• THE REQUEST
Reproduce the data exactly and drop any pictures it holds.

=====

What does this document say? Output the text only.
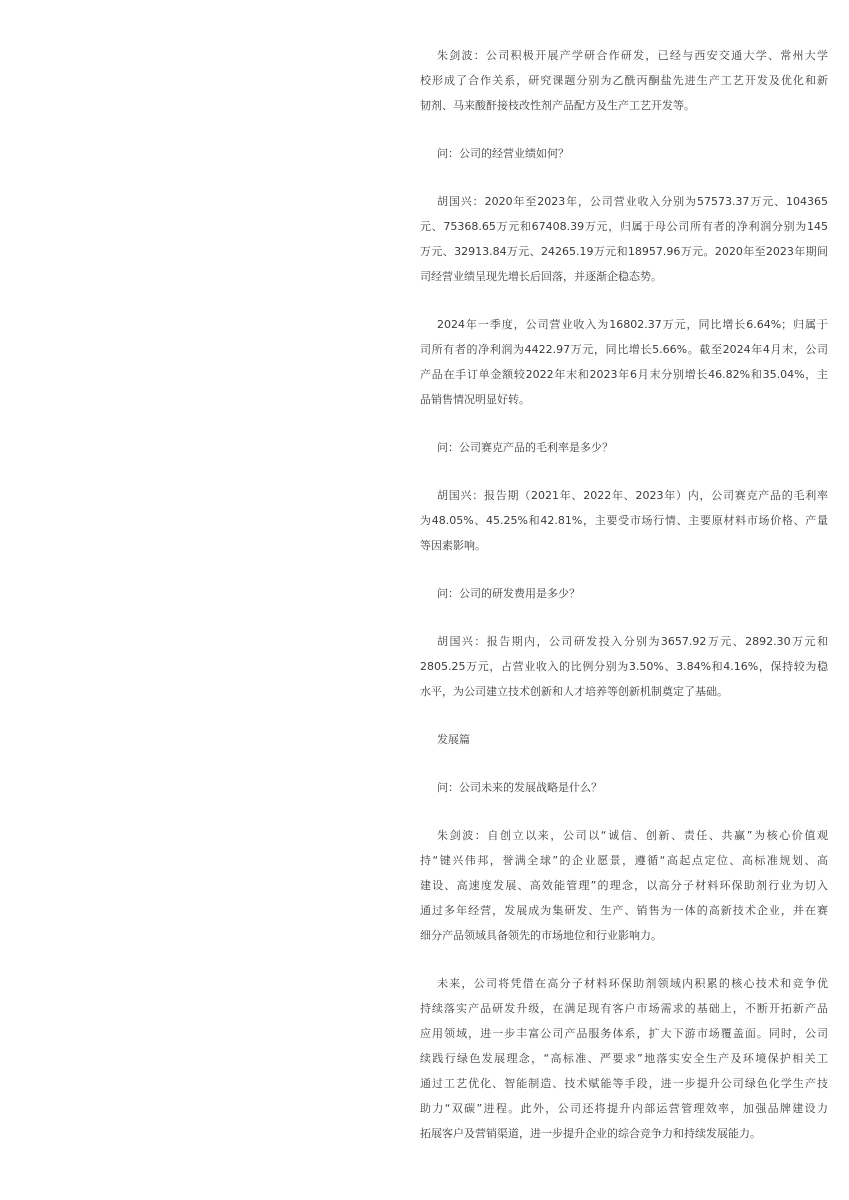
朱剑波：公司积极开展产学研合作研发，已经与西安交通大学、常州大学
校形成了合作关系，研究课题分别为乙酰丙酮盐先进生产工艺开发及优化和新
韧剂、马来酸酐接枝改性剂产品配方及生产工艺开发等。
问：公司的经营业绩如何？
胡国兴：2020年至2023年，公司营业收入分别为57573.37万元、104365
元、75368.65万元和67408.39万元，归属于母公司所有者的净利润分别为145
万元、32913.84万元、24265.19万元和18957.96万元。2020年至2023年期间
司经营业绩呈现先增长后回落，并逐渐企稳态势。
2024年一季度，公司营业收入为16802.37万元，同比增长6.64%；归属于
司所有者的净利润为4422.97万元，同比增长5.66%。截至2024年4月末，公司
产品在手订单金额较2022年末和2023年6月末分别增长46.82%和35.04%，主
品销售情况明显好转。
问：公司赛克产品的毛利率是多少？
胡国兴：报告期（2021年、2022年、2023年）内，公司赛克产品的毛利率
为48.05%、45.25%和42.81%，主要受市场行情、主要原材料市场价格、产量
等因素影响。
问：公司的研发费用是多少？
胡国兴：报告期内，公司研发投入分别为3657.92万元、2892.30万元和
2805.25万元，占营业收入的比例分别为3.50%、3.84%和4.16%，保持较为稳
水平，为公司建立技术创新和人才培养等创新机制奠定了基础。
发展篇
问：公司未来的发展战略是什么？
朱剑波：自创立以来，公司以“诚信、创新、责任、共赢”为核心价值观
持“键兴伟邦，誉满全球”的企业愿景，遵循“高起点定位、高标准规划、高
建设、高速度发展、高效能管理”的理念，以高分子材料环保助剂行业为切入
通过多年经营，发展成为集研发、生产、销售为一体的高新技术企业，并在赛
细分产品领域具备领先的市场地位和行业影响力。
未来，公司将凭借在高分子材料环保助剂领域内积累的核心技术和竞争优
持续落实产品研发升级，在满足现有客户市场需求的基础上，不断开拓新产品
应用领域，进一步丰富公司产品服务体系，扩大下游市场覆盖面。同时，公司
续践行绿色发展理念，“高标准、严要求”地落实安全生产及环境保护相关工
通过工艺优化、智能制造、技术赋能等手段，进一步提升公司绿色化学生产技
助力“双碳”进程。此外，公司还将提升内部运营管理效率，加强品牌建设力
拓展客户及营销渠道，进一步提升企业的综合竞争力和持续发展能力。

=====

• ANSWER
What does this document say? Output the text only.
朱剑波：公司积极开展产学研合作研发，已经与西安交通大学、常州大学
校形成了合作关系，研究课题分别为乙酰丙酮盐先进生产工艺开发及优化和新
韧剂、马来酸酐接枝改性剂产品配方及生产工艺开发等。
问：公司的经营业绩如何？
胡国兴：2020年至2023年，公司营业收入分别为57573.37万元、104365
元、75368.65万元和67408.39万元，归属于母公司所有者的净利润分别为145
万元、32913.84万元、24265.19万元和18957.96万元。2020年至2023年期间
司经营业绩呈现先增长后回落，并逐渐企稳态势。
2024年一季度，公司营业收入为16802.37万元，同比增长6.64%；归属于
司所有者的净利润为4422.97万元，同比增长5.66%。截至2024年4月末，公司
产品在手订单金额较2022年末和2023年6月末分别增长46.82%和35.04%，主
品销售情况明显好转。
问：公司赛克产品的毛利率是多少？
胡国兴：报告期（2021年、2022年、2023年）内，公司赛克产品的毛利率
为48.05%、45.25%和42.81%，主要受市场行情、主要原材料市场价格、产量
等因素影响。
问：公司的研发费用是多少？
胡国兴：报告期内，公司研发投入分别为3657.92万元、2892.30万元和
2805.25万元，占营业收入的比例分别为3.50%、3.84%和4.16%，保持较为稳
水平，为公司建立技术创新和人才培养等创新机制奠定了基础。
发展篇
问：公司未来的发展战略是什么？
朱剑波：自创立以来，公司以“诚信、创新、责任、共赢”为核心价值观
持“键兴伟邦，誉满全球”的企业愿景，遵循“高起点定位、高标准规划、高
建设、高速度发展、高效能管理”的理念，以高分子材料环保助剂行业为切入
通过多年经营，发展成为集研发、生产、销售为一体的高新技术企业，并在赛
细分产品领域具备领先的市场地位和行业影响力。
未来，公司将凭借在高分子材料环保助剂领域内积累的核心技术和竞争优
持续落实产品研发升级，在满足现有客户市场需求的基础上，不断开拓新产品
应用领域，进一步丰富公司产品服务体系，扩大下游市场覆盖面。同时，公司
续践行绿色发展理念，“高标准、严要求”地落实安全生产及环境保护相关工
通过工艺优化、智能制造、技术赋能等手段，进一步提升公司绿色化学生产技
助力“双碳”进程。此外，公司还将提升内部运营管理效率，加强品牌建设力
拓展客户及营销渠道，进一步提升企业的综合竞争力和持续发展能力。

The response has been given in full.